(Dataset excerpts)
────────────────────────────────────────

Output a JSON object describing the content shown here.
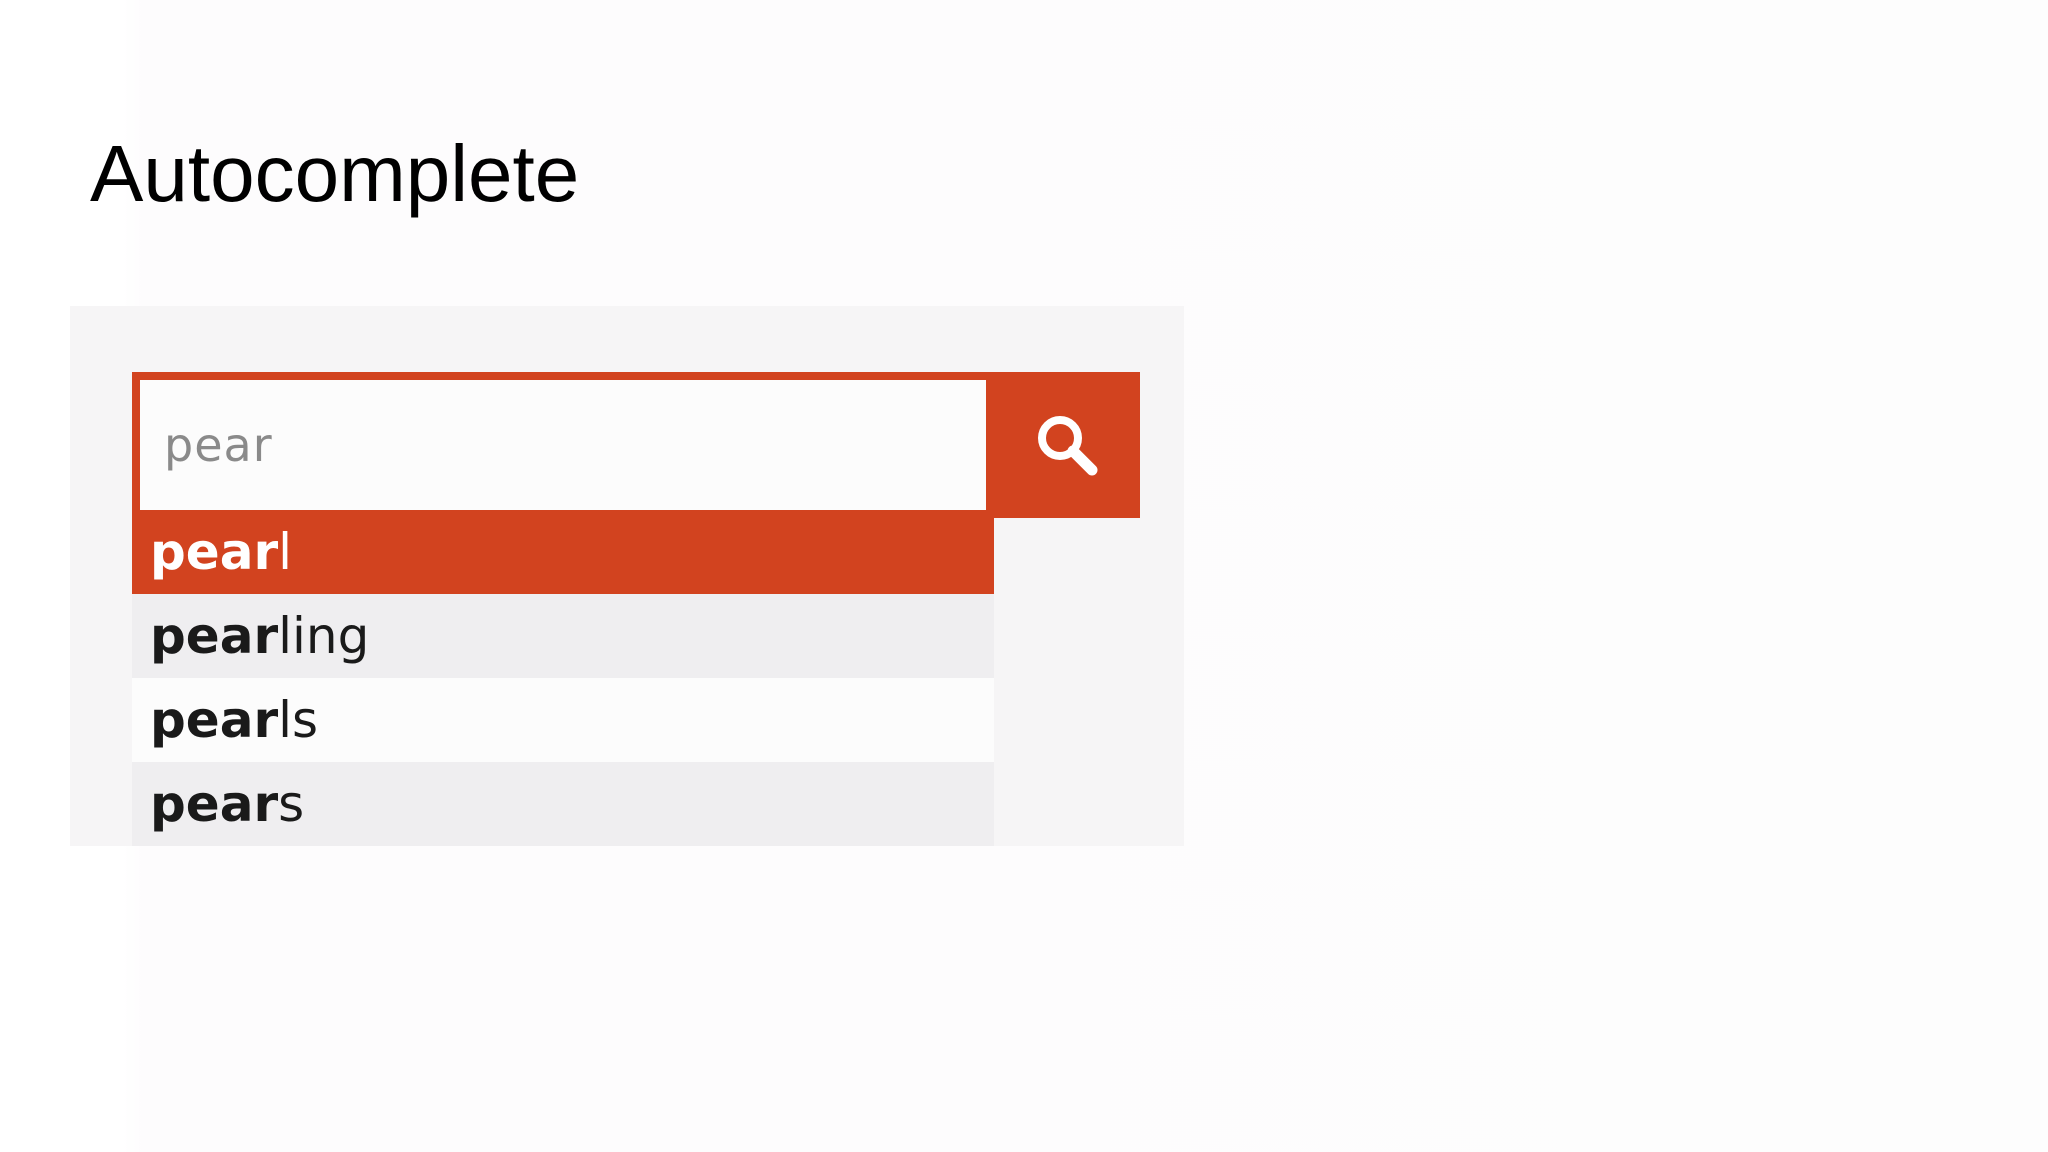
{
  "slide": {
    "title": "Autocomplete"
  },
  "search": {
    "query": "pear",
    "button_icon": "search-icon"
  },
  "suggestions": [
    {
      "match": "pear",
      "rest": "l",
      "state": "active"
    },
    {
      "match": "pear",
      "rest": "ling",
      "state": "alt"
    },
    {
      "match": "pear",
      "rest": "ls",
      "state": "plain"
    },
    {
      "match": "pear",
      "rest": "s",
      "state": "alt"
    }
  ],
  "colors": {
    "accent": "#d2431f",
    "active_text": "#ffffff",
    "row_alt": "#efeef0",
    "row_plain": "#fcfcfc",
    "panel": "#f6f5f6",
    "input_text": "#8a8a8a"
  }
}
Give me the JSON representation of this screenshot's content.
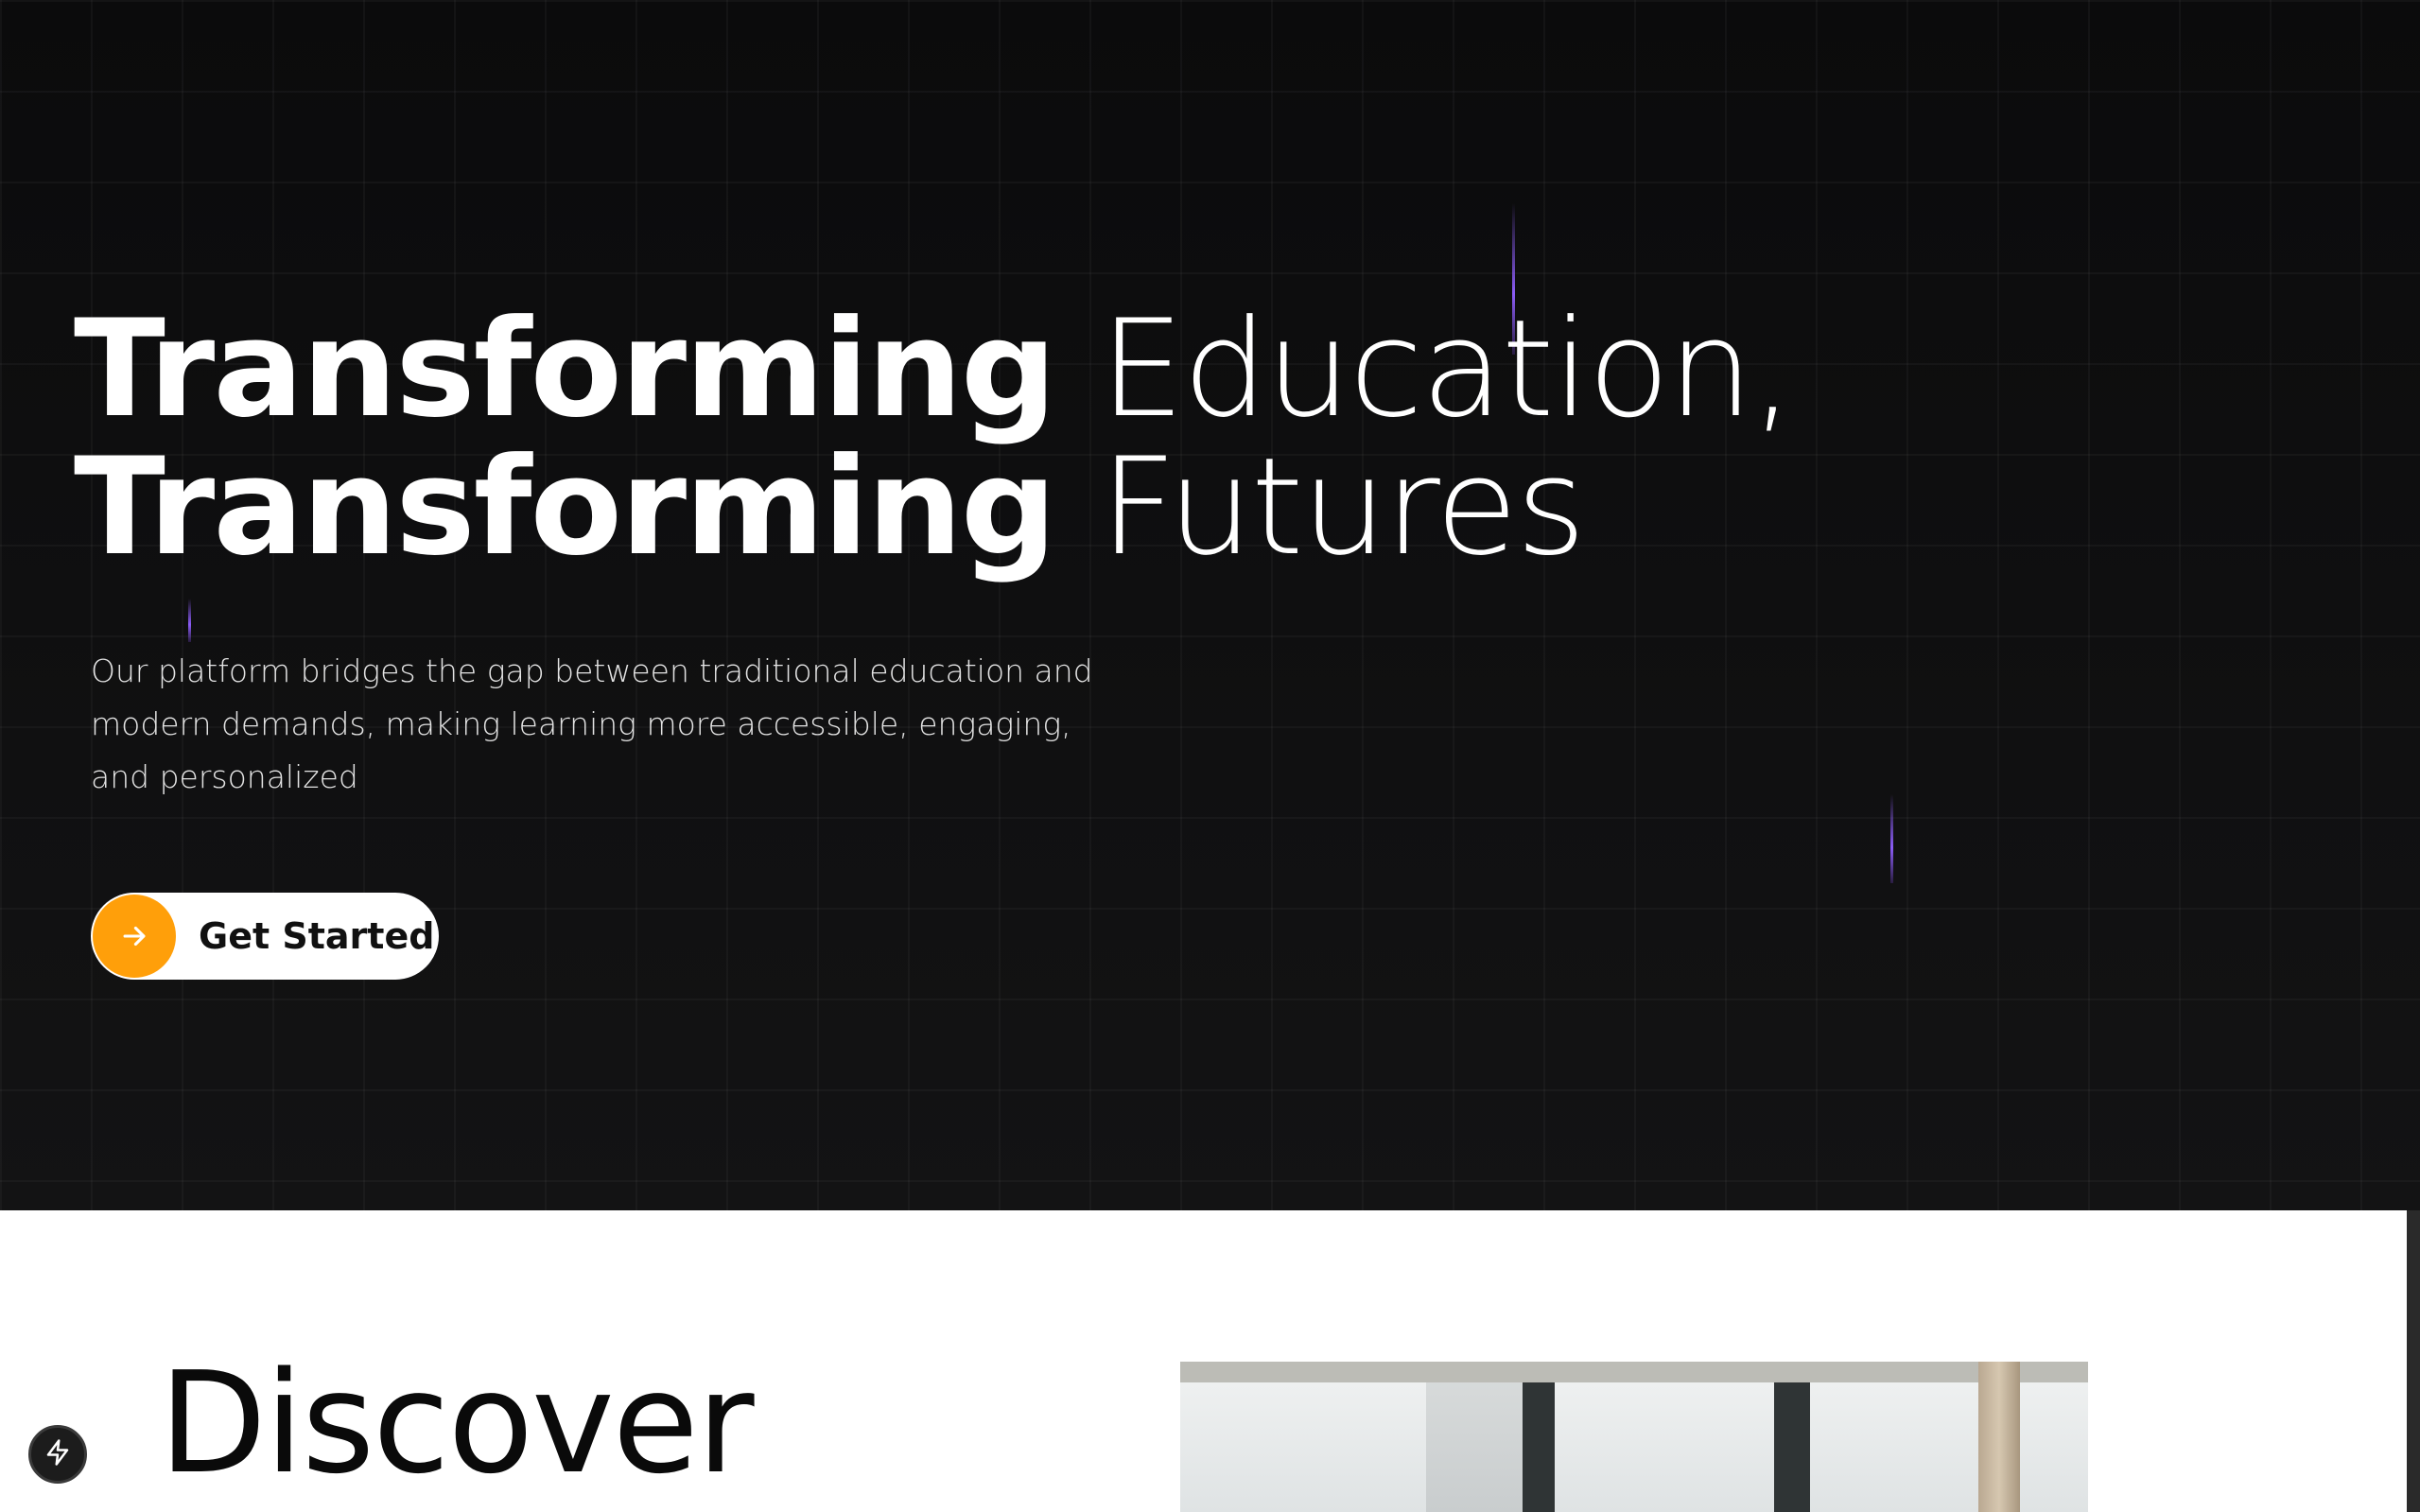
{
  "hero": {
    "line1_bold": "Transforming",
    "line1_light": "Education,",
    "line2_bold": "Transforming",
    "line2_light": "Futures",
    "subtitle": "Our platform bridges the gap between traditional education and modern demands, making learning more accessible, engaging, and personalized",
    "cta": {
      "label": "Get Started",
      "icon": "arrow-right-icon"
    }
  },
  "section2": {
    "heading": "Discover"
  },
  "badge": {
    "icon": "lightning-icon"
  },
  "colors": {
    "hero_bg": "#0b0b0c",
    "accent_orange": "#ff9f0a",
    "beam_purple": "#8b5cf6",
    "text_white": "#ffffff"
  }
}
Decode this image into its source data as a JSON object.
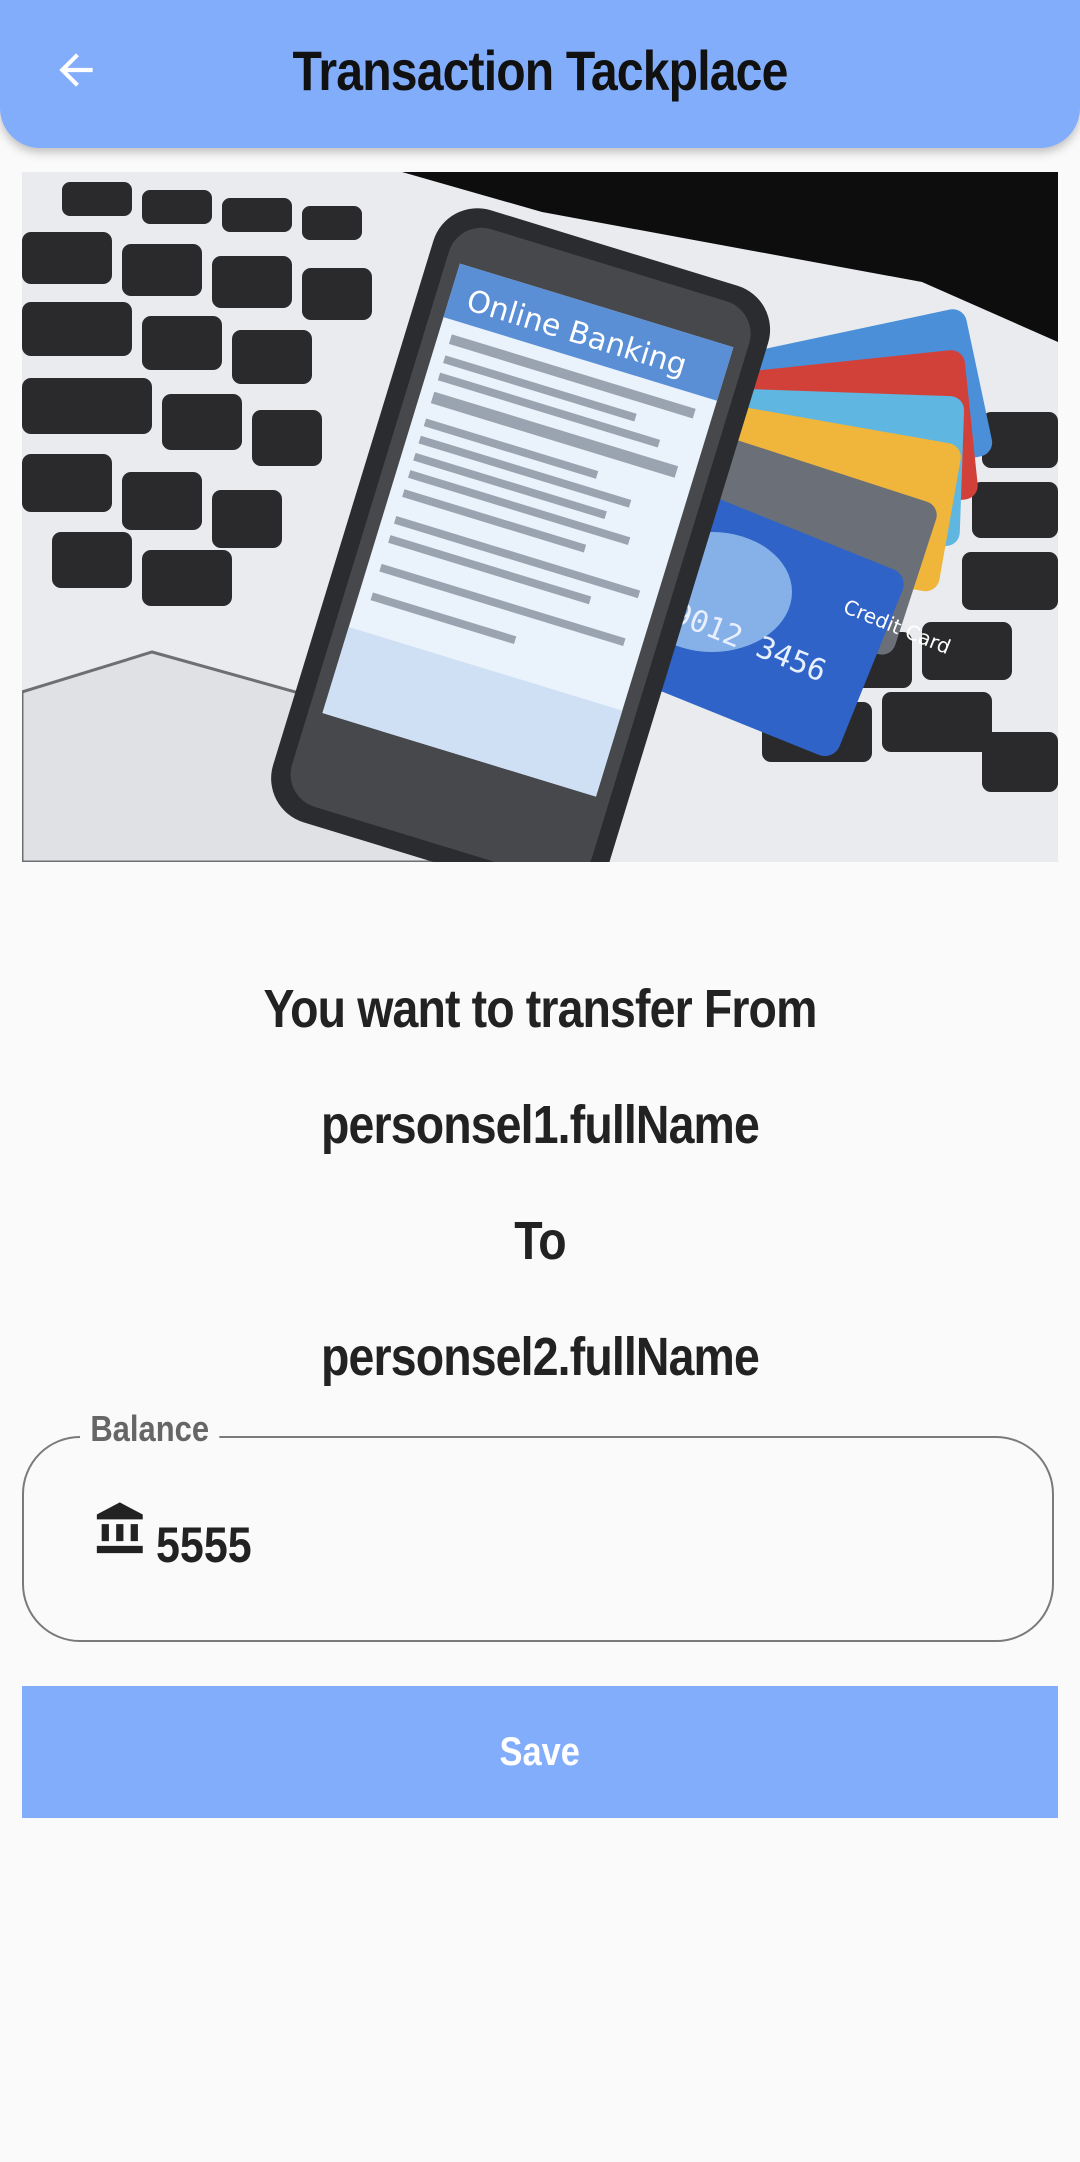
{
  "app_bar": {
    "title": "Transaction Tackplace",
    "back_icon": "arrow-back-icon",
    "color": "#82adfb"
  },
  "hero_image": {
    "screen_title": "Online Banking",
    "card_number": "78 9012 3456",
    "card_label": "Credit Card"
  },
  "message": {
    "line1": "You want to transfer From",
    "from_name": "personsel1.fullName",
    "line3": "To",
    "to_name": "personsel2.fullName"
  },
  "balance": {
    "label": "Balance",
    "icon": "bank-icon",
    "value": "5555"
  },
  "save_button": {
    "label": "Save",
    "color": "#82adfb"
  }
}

────────────────────────────────────────

## [What you will do]
Set each line of the records down exactly, leaving every picture out.

## [Response for this exercise]
Output a JSON object describing the content shown here.
{
  "slide": {
    "title": "Autocomplete"
  },
  "search": {
    "query": "pear",
    "button_icon": "search-icon"
  },
  "suggestions": [
    {
      "match": "pear",
      "rest": "l",
      "state": "active"
    },
    {
      "match": "pear",
      "rest": "ling",
      "state": "alt"
    },
    {
      "match": "pear",
      "rest": "ls",
      "state": "plain"
    },
    {
      "match": "pear",
      "rest": "s",
      "state": "alt"
    }
  ],
  "colors": {
    "accent": "#d2431f",
    "active_text": "#ffffff",
    "row_alt": "#efeef0",
    "row_plain": "#fcfcfc",
    "panel": "#f6f5f6",
    "input_text": "#8a8a8a"
  }
}
Give me the JSON representation of this screenshot's content.
{
  "hero": {
    "line1_bold": "Transforming",
    "line1_light": "Education,",
    "line2_bold": "Transforming",
    "line2_light": "Futures",
    "subtitle": "Our platform bridges the gap between traditional education and modern demands, making learning more accessible, engaging, and personalized",
    "cta": {
      "label": "Get Started",
      "icon": "arrow-right-icon"
    }
  },
  "section2": {
    "heading": "Discover"
  },
  "badge": {
    "icon": "lightning-icon"
  },
  "colors": {
    "hero_bg": "#0b0b0c",
    "accent_orange": "#ff9f0a",
    "beam_purple": "#8b5cf6",
    "text_white": "#ffffff"
  }
}
Decode this image into its source data as a JSON object.
{
  "app_bar": {
    "title": "Transaction Tackplace",
    "back_icon": "arrow-back-icon",
    "color": "#82adfb"
  },
  "hero_image": {
    "screen_title": "Online Banking",
    "card_number": "78 9012 3456",
    "card_label": "Credit Card"
  },
  "message": {
    "line1": "You want to transfer From",
    "from_name": "personsel1.fullName",
    "line3": "To",
    "to_name": "personsel2.fullName"
  },
  "balance": {
    "label": "Balance",
    "icon": "bank-icon",
    "value": "5555"
  },
  "save_button": {
    "label": "Save",
    "color": "#82adfb"
  }
}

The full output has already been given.